What is asked
Filter the records below down to lines containing "display".

Data for processing

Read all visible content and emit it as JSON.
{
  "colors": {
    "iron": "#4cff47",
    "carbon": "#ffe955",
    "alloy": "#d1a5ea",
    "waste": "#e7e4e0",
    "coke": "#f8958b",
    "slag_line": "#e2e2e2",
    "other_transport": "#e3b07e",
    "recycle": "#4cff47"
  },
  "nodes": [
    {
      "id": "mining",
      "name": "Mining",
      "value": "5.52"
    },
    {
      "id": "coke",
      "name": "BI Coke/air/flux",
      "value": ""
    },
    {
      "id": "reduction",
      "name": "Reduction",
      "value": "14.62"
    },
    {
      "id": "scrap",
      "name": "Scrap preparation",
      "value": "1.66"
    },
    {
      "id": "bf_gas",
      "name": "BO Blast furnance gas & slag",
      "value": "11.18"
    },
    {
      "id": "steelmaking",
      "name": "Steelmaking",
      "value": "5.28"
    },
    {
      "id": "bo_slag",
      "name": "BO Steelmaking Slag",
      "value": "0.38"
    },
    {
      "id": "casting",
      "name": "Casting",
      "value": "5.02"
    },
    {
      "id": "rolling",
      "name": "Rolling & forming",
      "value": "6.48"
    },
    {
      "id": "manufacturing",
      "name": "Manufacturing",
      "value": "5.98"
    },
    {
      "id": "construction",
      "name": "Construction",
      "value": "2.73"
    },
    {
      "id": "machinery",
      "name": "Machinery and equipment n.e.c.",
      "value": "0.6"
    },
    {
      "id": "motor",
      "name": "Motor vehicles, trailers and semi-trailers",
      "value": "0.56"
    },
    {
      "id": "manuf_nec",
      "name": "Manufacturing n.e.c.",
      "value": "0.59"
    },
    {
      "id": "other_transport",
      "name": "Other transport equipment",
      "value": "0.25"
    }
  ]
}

==

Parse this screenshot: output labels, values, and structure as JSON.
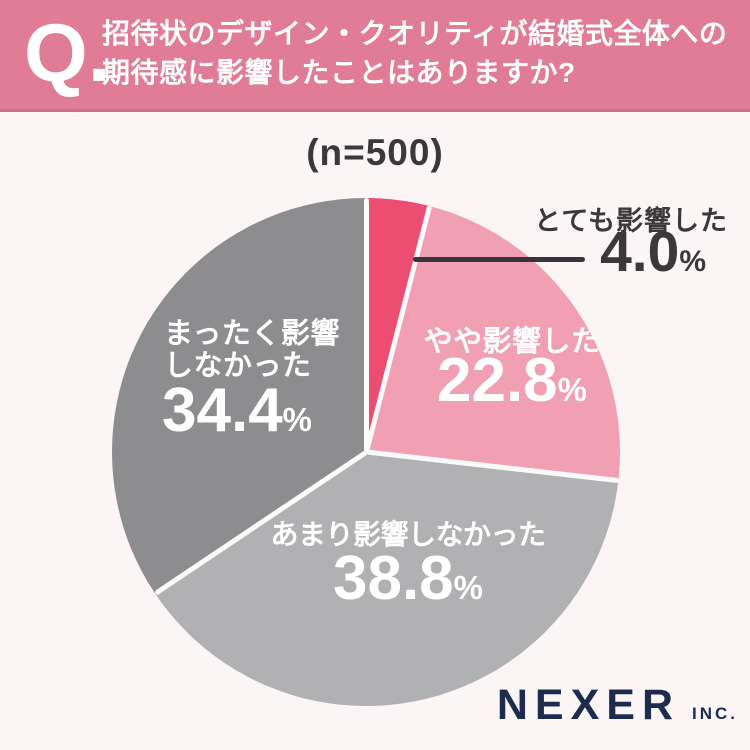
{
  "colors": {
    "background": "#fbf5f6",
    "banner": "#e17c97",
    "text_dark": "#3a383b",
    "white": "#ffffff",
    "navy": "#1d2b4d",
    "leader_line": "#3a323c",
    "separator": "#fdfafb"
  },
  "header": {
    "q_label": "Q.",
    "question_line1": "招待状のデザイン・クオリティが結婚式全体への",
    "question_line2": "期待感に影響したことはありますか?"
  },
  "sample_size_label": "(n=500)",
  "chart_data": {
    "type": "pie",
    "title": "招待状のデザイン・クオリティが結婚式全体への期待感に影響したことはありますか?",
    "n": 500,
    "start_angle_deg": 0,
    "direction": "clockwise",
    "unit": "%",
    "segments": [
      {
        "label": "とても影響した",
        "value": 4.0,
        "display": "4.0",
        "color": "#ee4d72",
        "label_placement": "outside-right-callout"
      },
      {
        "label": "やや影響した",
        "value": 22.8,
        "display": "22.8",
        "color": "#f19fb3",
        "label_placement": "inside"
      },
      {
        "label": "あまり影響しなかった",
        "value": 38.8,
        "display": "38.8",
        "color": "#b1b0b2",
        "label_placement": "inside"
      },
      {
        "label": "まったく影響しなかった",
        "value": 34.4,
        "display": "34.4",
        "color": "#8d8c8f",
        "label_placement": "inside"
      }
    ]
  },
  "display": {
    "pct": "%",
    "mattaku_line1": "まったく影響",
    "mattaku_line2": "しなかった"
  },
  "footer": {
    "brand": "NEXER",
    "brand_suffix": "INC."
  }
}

Completed task
        "display": "4.0",
        "display": "22.8",
        "display": "38.8",
        "display": "34.4",
  "display": {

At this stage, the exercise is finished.